### Exercise instructions
Find the lines containing "Kwaliteitsverklaring" and say how many there are, with no other words.

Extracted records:
# # #
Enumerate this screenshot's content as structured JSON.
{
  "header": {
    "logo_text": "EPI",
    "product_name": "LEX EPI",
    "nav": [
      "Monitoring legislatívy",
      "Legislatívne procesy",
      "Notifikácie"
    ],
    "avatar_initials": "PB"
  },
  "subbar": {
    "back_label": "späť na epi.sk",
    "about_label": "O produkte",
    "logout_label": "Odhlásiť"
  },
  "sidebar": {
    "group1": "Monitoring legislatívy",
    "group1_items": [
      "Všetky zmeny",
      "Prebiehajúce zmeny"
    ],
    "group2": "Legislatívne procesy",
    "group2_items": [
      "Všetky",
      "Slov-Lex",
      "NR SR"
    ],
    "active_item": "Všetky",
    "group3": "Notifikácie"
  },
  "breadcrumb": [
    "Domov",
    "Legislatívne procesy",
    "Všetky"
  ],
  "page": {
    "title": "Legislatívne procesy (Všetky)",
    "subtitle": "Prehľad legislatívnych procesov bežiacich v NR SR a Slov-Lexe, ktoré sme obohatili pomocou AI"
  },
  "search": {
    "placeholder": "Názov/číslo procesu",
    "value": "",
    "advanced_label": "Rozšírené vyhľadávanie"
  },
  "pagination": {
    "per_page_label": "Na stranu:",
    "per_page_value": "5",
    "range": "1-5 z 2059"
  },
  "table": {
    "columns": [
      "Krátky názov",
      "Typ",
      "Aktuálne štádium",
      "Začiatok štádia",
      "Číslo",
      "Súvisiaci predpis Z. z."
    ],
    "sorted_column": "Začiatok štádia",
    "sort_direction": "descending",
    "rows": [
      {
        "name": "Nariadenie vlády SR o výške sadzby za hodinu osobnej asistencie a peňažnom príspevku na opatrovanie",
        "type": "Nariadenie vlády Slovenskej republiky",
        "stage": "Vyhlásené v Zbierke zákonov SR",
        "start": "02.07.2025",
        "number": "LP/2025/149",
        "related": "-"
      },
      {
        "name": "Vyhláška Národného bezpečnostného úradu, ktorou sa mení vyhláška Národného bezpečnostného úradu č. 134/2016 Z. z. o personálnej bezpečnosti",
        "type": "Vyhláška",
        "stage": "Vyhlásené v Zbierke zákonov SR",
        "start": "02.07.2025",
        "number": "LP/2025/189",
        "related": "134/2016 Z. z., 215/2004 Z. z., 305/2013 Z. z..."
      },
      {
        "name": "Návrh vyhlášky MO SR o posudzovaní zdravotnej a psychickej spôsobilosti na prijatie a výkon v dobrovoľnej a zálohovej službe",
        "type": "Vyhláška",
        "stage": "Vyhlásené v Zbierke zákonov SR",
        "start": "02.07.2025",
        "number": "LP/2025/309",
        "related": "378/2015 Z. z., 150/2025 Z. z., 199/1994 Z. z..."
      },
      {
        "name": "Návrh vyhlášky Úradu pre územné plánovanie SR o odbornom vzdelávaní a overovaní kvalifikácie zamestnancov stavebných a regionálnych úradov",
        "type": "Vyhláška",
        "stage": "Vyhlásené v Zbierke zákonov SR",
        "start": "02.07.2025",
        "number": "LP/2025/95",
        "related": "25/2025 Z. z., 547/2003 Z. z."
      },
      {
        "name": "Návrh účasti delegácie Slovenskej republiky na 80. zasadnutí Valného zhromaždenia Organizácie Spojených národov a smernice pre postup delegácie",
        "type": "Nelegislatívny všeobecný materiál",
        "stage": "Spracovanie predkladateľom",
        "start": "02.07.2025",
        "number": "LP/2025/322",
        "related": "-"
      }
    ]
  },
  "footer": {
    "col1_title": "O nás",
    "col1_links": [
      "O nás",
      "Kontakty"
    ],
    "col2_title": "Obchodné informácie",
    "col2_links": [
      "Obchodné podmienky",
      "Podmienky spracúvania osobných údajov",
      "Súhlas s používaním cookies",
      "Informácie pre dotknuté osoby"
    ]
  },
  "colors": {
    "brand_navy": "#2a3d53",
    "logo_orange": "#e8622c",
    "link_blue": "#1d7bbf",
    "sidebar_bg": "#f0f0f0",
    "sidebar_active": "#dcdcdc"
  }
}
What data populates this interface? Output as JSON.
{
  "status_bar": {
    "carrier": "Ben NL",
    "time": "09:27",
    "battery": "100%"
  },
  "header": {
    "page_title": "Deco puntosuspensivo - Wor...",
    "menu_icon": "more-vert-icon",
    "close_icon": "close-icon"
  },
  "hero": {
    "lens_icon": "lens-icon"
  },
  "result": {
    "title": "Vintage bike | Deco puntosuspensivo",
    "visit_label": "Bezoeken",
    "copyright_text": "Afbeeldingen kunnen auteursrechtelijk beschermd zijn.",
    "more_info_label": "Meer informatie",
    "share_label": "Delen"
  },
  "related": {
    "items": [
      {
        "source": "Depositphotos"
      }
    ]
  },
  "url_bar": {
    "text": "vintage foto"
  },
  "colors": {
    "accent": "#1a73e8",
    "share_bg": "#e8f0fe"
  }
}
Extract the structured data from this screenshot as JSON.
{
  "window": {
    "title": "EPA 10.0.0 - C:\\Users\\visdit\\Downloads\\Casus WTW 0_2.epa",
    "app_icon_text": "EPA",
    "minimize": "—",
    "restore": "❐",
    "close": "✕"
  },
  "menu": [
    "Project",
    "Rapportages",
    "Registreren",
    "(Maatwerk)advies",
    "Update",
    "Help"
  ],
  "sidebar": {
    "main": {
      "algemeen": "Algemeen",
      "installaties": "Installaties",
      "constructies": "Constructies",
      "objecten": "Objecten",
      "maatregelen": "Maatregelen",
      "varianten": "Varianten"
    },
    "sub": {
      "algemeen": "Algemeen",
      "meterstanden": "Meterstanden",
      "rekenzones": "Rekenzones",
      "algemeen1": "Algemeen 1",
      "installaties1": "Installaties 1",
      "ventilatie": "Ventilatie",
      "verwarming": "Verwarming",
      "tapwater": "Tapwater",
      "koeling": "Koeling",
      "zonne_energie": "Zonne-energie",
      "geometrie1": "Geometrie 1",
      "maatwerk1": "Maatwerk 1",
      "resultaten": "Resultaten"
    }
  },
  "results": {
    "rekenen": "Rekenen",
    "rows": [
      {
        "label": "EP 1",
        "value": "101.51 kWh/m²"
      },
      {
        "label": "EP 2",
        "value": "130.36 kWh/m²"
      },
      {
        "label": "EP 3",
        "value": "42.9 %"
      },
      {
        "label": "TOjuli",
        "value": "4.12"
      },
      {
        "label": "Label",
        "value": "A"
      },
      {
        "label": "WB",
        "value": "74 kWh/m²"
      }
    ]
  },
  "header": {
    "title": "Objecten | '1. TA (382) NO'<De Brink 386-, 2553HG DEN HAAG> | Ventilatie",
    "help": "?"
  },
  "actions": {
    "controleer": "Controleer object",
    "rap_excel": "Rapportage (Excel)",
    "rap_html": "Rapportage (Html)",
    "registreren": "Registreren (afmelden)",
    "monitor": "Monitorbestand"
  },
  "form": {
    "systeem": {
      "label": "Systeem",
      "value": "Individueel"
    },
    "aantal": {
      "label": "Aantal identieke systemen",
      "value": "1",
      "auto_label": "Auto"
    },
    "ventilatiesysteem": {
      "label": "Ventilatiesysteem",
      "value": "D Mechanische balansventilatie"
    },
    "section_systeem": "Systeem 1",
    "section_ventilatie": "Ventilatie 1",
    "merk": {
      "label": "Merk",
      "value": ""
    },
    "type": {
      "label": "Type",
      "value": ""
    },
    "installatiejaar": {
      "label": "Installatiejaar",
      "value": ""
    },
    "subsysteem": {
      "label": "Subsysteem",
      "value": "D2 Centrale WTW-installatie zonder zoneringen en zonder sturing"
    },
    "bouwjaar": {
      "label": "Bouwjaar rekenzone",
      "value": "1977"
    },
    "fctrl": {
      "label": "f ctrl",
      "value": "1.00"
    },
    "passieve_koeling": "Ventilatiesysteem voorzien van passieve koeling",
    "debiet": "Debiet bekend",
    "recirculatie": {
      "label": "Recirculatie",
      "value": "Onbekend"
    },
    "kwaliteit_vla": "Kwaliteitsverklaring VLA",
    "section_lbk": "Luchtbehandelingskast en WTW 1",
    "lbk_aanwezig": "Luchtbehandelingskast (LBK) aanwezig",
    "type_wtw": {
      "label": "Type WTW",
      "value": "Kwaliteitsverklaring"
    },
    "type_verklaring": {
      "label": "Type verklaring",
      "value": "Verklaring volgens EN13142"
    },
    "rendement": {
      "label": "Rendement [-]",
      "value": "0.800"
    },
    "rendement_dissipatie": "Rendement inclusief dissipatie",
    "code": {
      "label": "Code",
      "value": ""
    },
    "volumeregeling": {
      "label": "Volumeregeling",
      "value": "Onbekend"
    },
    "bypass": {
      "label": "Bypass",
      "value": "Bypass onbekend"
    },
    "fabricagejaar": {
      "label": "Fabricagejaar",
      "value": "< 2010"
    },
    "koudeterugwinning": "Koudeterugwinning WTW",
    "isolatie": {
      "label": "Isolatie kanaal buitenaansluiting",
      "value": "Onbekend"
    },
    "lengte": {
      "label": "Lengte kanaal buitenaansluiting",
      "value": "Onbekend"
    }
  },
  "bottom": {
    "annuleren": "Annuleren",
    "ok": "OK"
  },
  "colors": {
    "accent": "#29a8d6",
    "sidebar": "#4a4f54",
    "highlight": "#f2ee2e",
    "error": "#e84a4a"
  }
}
# # #
### Written response
2